**Task prompt:**
Repeat the material below word for word and leave out all pictures.

------ Data for processing

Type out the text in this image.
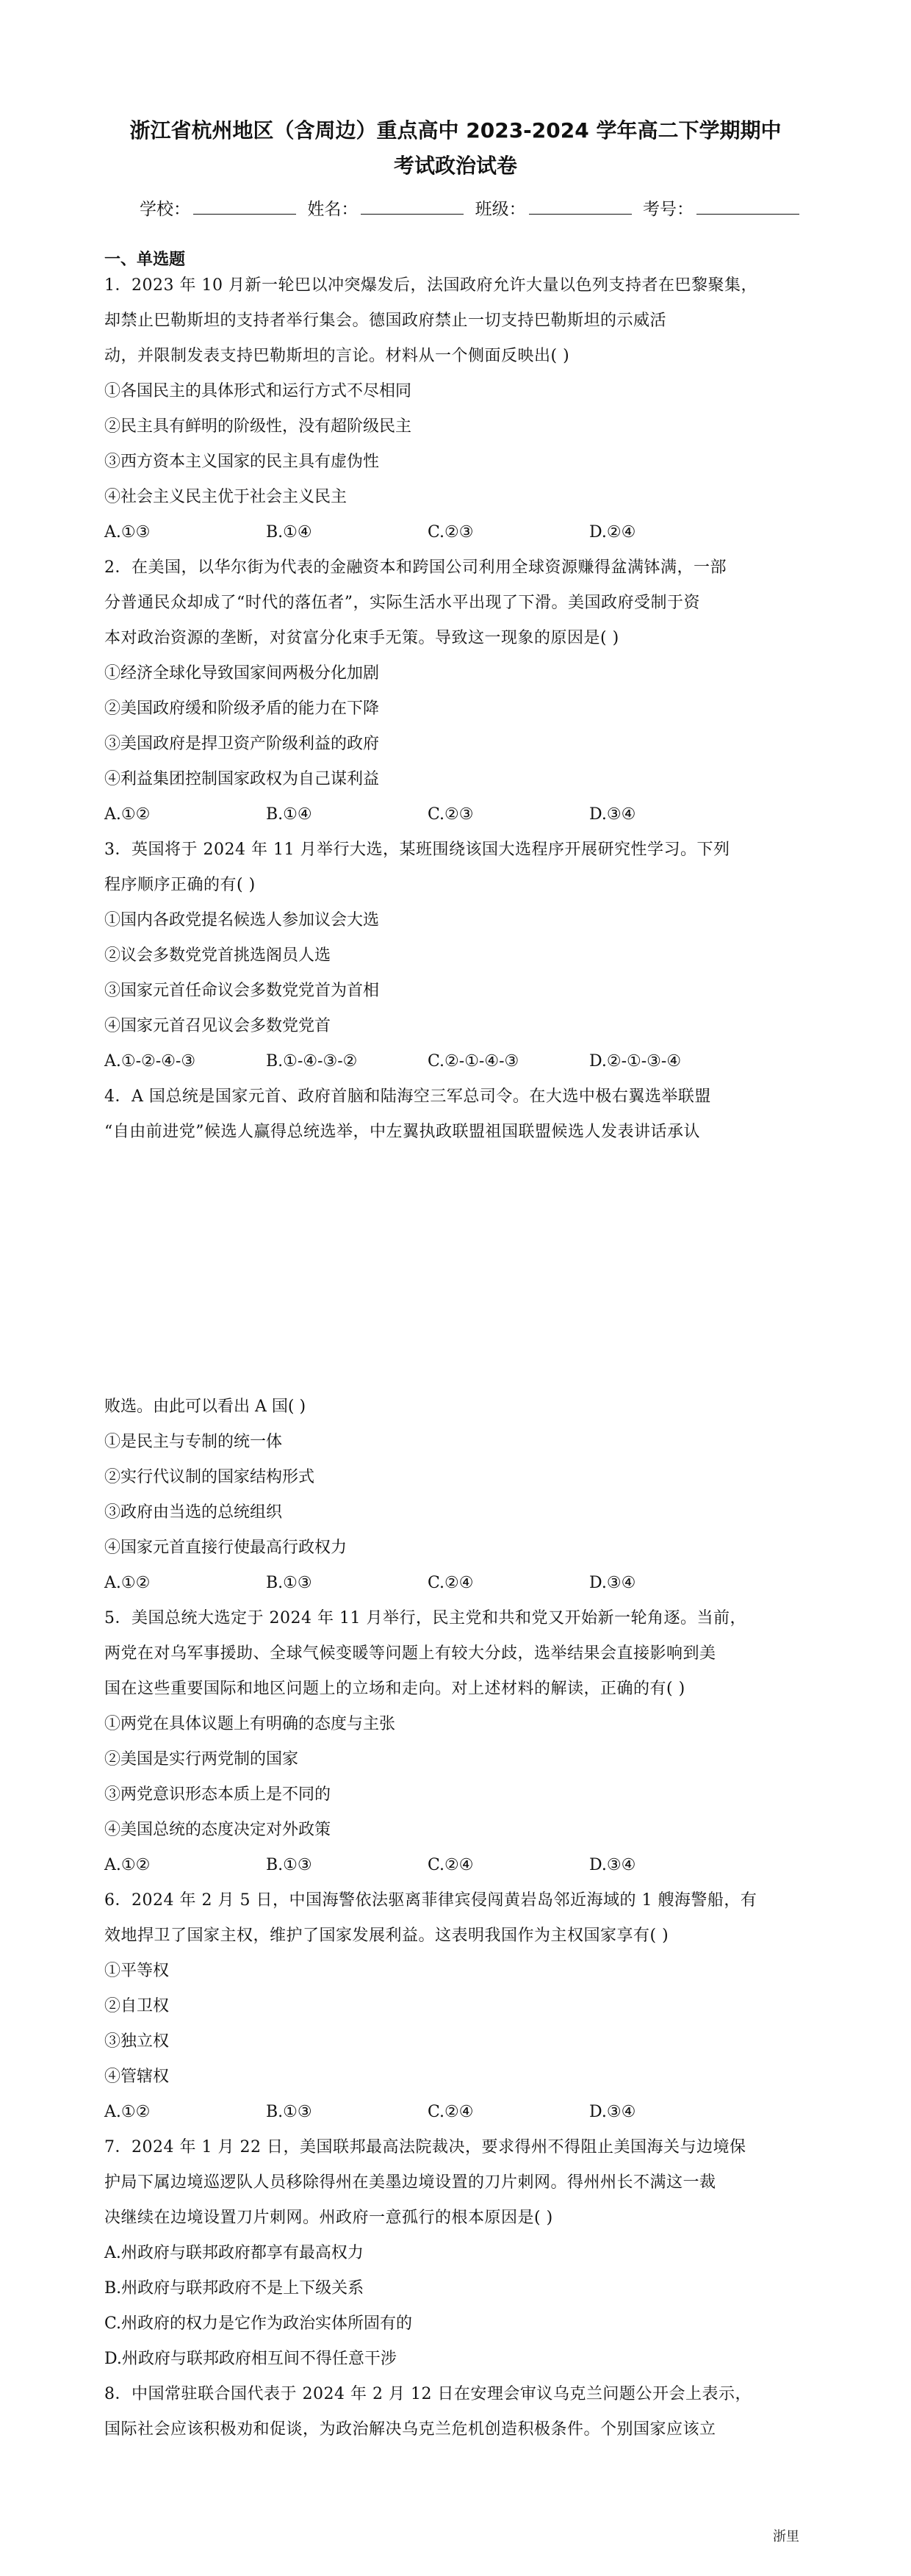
浙江省杭州地区（含周边）重点高中 2023-2024 学年高二下学期期中
考试政治试卷
学校：	姓名：	班级：	考号：
一、单选题
1．2023 年 10 月新一轮巴以冲突爆发后，法国政府允许大量以色列支持者在巴黎聚集，
却禁止巴勒斯坦的支持者举行集会。德国政府禁止一切支持巴勒斯坦的示威活
动，并限制发表支持巴勒斯坦的言论。材料从一个侧面反映出( )
①各国民主的具体形式和运行方式不尽相同
②民主具有鲜明的阶级性，没有超阶级民主
③西方资本主义国家的民主具有虚伪性
④社会主义民主优于社会主义民主
A.①③	B.①④	C.②③	D.②④
2．在美国，以华尔街为代表的金融资本和跨国公司利用全球资源赚得盆满钵满，一部
分普通民众却成了“时代的落伍者”，实际生活水平出现了下滑。美国政府受制于资
本对政治资源的垄断，对贫富分化束手无策。导致这一现象的原因是( )
①经济全球化导致国家间两极分化加剧
②美国政府缓和阶级矛盾的能力在下降
③美国政府是捍卫资产阶级利益的政府
④利益集团控制国家政权为自己谋利益
A.①②	B.①④	C.②③	D.③④
3．英国将于 2024 年 11 月举行大选，某班围绕该国大选程序开展研究性学习。下列
程序顺序正确的有( )
①国内各政党提名候选人参加议会大选
②议会多数党党首挑选阁员人选
③国家元首任命议会多数党党首为首相
④国家元首召见议会多数党党首
A.①-②-④-③	B.①-④-③-②	C.②-①-④-③	D.②-①-③-④
4．A 国总统是国家元首、政府首脑和陆海空三军总司令。在大选中极右翼选举联盟
“自由前进党”候选人赢得总统选举，中左翼执政联盟祖国联盟候选人发表讲话承认
败选。由此可以看出 A 国( )
①是民主与专制的统一体
②实行代议制的国家结构形式
③政府由当选的总统组织
④国家元首直接行使最高行政权力
A.①②	B.①③	C.②④	D.③④
5．美国总统大选定于 2024 年 11 月举行，民主党和共和党又开始新一轮角逐。当前，
两党在对乌军事援助、全球气候变暖等问题上有较大分歧，选举结果会直接影响到美
国在这些重要国际和地区问题上的立场和走向。对上述材料的解读，正确的有( )
①两党在具体议题上有明确的态度与主张
②美国是实行两党制的国家
③两党意识形态本质上是不同的
④美国总统的态度决定对外政策
A.①②	B.①③	C.②④	D.③④
6．2024 年 2 月 5 日，中国海警依法驱离菲律宾侵闯黄岩岛邻近海域的 1 艘海警船，有
效地捍卫了国家主权，维护了国家发展利益。这表明我国作为主权国家享有( )
①平等权
②自卫权
③独立权
④管辖权
A.①②	B.①③	C.②④	D.③④
7．2024 年 1 月 22 日，美国联邦最高法院裁决，要求得州不得阻止美国海关与边境保
护局下属边境巡逻队人员移除得州在美墨边境设置的刀片刺网。得州州长不满这一裁
决继续在边境设置刀片刺网。州政府一意孤行的根本原因是( )
A.州政府与联邦政府都享有最高权力
B.州政府与联邦政府不是上下级关系
C.州政府的权力是它作为政治实体所固有的
D.州政府与联邦政府相互间不得任意干涉
8．中国常驻联合国代表于 2024 年 2 月 12 日在安理会审议乌克兰问题公开会上表示，
国际社会应该积极劝和促谈，为政治解决乌克兰危机创造积极条件。个别国家应该立
浙里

------------

**Full answer:**
Type out the text in this image.
浙江省杭州地区（含周边）重点高中 2023-2024 学年高二下学期期中
考试政治试卷
学校：	姓名：	班级：	考号：
一、单选题
1．2023 年 10 月新一轮巴以冲突爆发后，法国政府允许大量以色列支持者在巴黎聚集，
却禁止巴勒斯坦的支持者举行集会。德国政府禁止一切支持巴勒斯坦的示威活
动，并限制发表支持巴勒斯坦的言论。材料从一个侧面反映出( )
①各国民主的具体形式和运行方式不尽相同
②民主具有鲜明的阶级性，没有超阶级民主
③西方资本主义国家的民主具有虚伪性
④社会主义民主优于社会主义民主
A.①③	B.①④	C.②③	D.②④
2．在美国，以华尔街为代表的金融资本和跨国公司利用全球资源赚得盆满钵满，一部
分普通民众却成了“时代的落伍者”，实际生活水平出现了下滑。美国政府受制于资
本对政治资源的垄断，对贫富分化束手无策。导致这一现象的原因是( )
①经济全球化导致国家间两极分化加剧
②美国政府缓和阶级矛盾的能力在下降
③美国政府是捍卫资产阶级利益的政府
④利益集团控制国家政权为自己谋利益
A.①②	B.①④	C.②③	D.③④
3．英国将于 2024 年 11 月举行大选，某班围绕该国大选程序开展研究性学习。下列
程序顺序正确的有( )
①国内各政党提名候选人参加议会大选
②议会多数党党首挑选阁员人选
③国家元首任命议会多数党党首为首相
④国家元首召见议会多数党党首
A.①-②-④-③	B.①-④-③-②	C.②-①-④-③	D.②-①-③-④
4．A 国总统是国家元首、政府首脑和陆海空三军总司令。在大选中极右翼选举联盟
“自由前进党”候选人赢得总统选举，中左翼执政联盟祖国联盟候选人发表讲话承认
败选。由此可以看出 A 国( )
①是民主与专制的统一体
②实行代议制的国家结构形式
③政府由当选的总统组织
④国家元首直接行使最高行政权力
A.①②	B.①③	C.②④	D.③④
5．美国总统大选定于 2024 年 11 月举行，民主党和共和党又开始新一轮角逐。当前，
两党在对乌军事援助、全球气候变暖等问题上有较大分歧，选举结果会直接影响到美
国在这些重要国际和地区问题上的立场和走向。对上述材料的解读，正确的有( )
①两党在具体议题上有明确的态度与主张
②美国是实行两党制的国家
③两党意识形态本质上是不同的
④美国总统的态度决定对外政策
A.①②	B.①③	C.②④	D.③④
6．2024 年 2 月 5 日，中国海警依法驱离菲律宾侵闯黄岩岛邻近海域的 1 艘海警船，有
效地捍卫了国家主权，维护了国家发展利益。这表明我国作为主权国家享有( )
①平等权
②自卫权
③独立权
④管辖权
A.①②	B.①③	C.②④	D.③④
7．2024 年 1 月 22 日，美国联邦最高法院裁决，要求得州不得阻止美国海关与边境保
护局下属边境巡逻队人员移除得州在美墨边境设置的刀片刺网。得州州长不满这一裁
决继续在边境设置刀片刺网。州政府一意孤行的根本原因是( )
A.州政府与联邦政府都享有最高权力
B.州政府与联邦政府不是上下级关系
C.州政府的权力是它作为政治实体所固有的
D.州政府与联邦政府相互间不得任意干涉
8．中国常驻联合国代表于 2024 年 2 月 12 日在安理会审议乌克兰问题公开会上表示，
国际社会应该积极劝和促谈，为政治解决乌克兰危机创造积极条件。个别国家应该立
浙里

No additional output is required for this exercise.